Les limites de la segmentation du marché ?
Cependant, les fans de littératures de romance ne sont pas tous et toutes particulièrement attirés par ces collections qui fleurissent en librairie. Certains se désintéressent même complètement du genre. C’est le cas d’Hélène, chef de projet web de 36 ans et co-animatrice du podcast Comics Outcast, pourtant grande fan des films de Noël. « Je regarde énormément de films de Noël depuis une dizaine d’années, à partir de début novembre. C’est l’idéal avec un plaid et un chocolat chaud, on peut le mettre en fond en faisant autre chose… Je ne leur demande même pas d’être originaux, je suis même souvent déçue quand ça s’écarte du canevas de base ! En revanche, en version roman, ça ne marche pas du tout pour moi. J’ai besoin d’avoir tout le côté visuel, la neige à l’écran, les poinsettias… »
Pour elle, l’apparition de ces collections dans les rayonnages des librairies vient d’une volonté de sur-segmentation de la part des éditeurs et agglomère surtout des romans qui existaient déjà auparavant sous une simple étiquette, celle de la « New Romance ».
Une remarque similaire est faite par Louane : « J’ai essayé plusieurs fois d’en lire, mais il y a quelque chose qui tire trop vers l’imitation des films de Noël, sans le côté musical, sonore et visuel. Peut-être que je devrais essayer les romances qui ajoutent un peu d’éléments nouveaux, avec du fantastique ou des histoires différentes, car je sais que certaines autrices essaient un peu de casser les codes. » Un équilibre difficile à trouver, tant la plupart des témoignages d’amatrices du genre insistent sur l’idée qu’il s’agit plutôt d’un genre filmique et littéraire dont les codes et les stéréotypes sont la force première.
━━━━━━━━━━━━━━━━
Consignes.
a – D'après l'extrait, à partir de quel moment de l'année Hélène regarde-t-elle des films de Noël ?
b – Recopiez le passage de l'extrait compris entre « Une remarque similaire » et « la force première. », bornes incluses.

Données enregistrées.
━━━━━━━━━━━━━━━━
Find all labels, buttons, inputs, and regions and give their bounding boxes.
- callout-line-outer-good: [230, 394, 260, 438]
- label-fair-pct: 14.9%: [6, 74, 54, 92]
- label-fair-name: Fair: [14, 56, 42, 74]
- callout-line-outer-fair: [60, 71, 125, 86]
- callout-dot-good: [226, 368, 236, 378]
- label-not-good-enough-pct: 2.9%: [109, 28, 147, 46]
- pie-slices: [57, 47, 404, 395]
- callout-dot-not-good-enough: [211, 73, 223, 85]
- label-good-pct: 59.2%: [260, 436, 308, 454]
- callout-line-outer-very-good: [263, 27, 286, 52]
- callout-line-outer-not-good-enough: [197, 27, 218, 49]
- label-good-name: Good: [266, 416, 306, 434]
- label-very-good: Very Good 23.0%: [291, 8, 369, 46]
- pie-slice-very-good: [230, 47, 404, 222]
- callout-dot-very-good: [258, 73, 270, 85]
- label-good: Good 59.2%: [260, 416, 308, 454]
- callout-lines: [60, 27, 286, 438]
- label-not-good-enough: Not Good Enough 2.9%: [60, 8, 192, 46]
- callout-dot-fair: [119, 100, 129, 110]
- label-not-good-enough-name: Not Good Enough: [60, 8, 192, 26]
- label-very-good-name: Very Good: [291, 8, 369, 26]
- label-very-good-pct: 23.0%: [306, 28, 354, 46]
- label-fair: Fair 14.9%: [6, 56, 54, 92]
━━━━━━━━━━━━━━━━
Corrigé des exercices.
a – À partir de début novembre.

b –
Une remarque similaire est faite par Louane : « J’ai essayé plusieurs fois d’en lire, mais il y a quelque chose qui tire trop vers l’imitation des films de Noël, sans le côté musical, sonore et visuel. Peut-être que je devrais essayer les romances qui ajoutent un peu d’éléments nouveaux, avec du fantastique ou des histoires différentes, car je sais que certaines autrices essaient un peu de casser les codes. » Un équilibre difficile à trouver, tant la plupart des témoignages d’amatrices du genre insistent sur l’idée qu’il s’agit plutôt d’un genre filmique et littéraire dont les codes et les stéréotypes sont la force première.